_Job_:
According to the commentary below, for what is the day when righteous power permits no evil and good openly triumphs reserved?

───── Selection ─────

How vividly and unquestionably a true picture of mankind as they are! Evil abounds and flourishes till the Lord come; yet no less surely the moral government of God secures good to those that fear before Him, and retribution to those that fear Him not: were they to live long, it is but a shadow. Whatever vanity be in that reaching righteous ones according to the doing of the wicked, and to wicked ones according to the working of the righteous, God is not mocked nor man overlooked. But it is not yet the day when righteous power permits no evil and good openly triumphs? This is reserved for the kingdom, as the kingdom is for Christ appearing in glory and those who suffered with Him then glorified.
Meanwhile the Preacher again praises the thankful acceptance in this mingled scene of what God gives for the life that now is, without perplexity as to its riddles, which escape even such as sleep not day or night: they are beyond man's ken to solve, let him be ever so wise. Christ alone clears up, and. the Spirit sent to dwell in all that are His; for He searches all, yea, the depths of God; but this is lost, just so far as with a divided heart man is trusted.
Things are in no such sort or degree an answer to God's government as to enable any one to draw from present events a just conclusion. Yet the Preacher lays down two axioms beyond dispute: the righteous and the wise, and their works, are in the hand of God; yet no man knows either love or hatred — the whole before them. Outwardly there is the one issue alike to all; one thing happens to bad and good.

───── Data block ─────

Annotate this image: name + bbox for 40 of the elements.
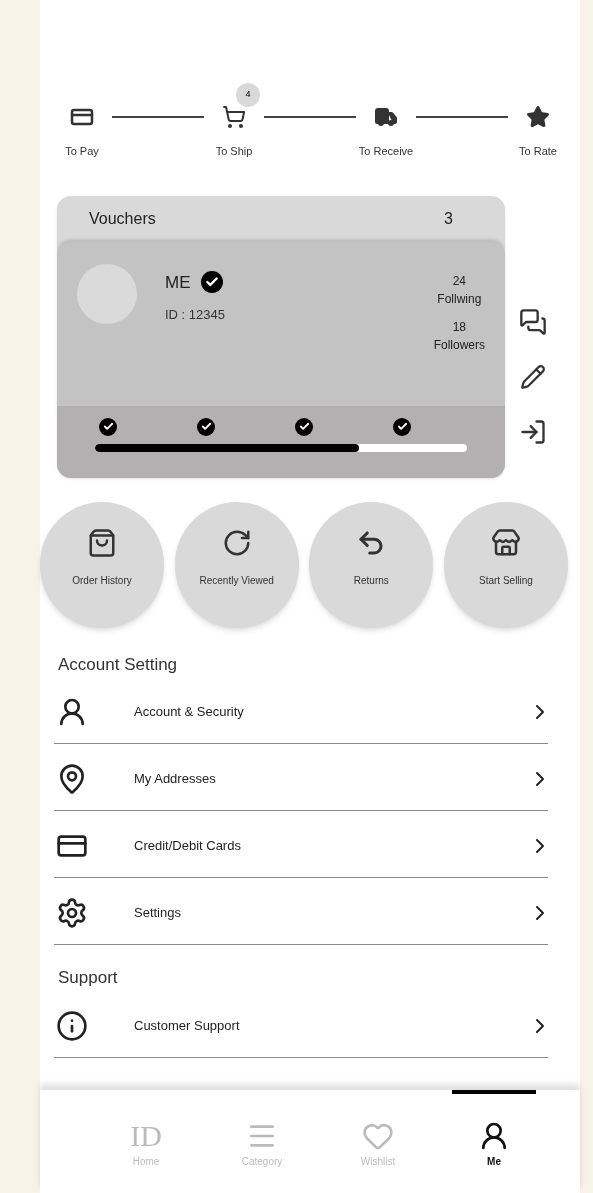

─────

_In response_:
It is reserved for the kingdom.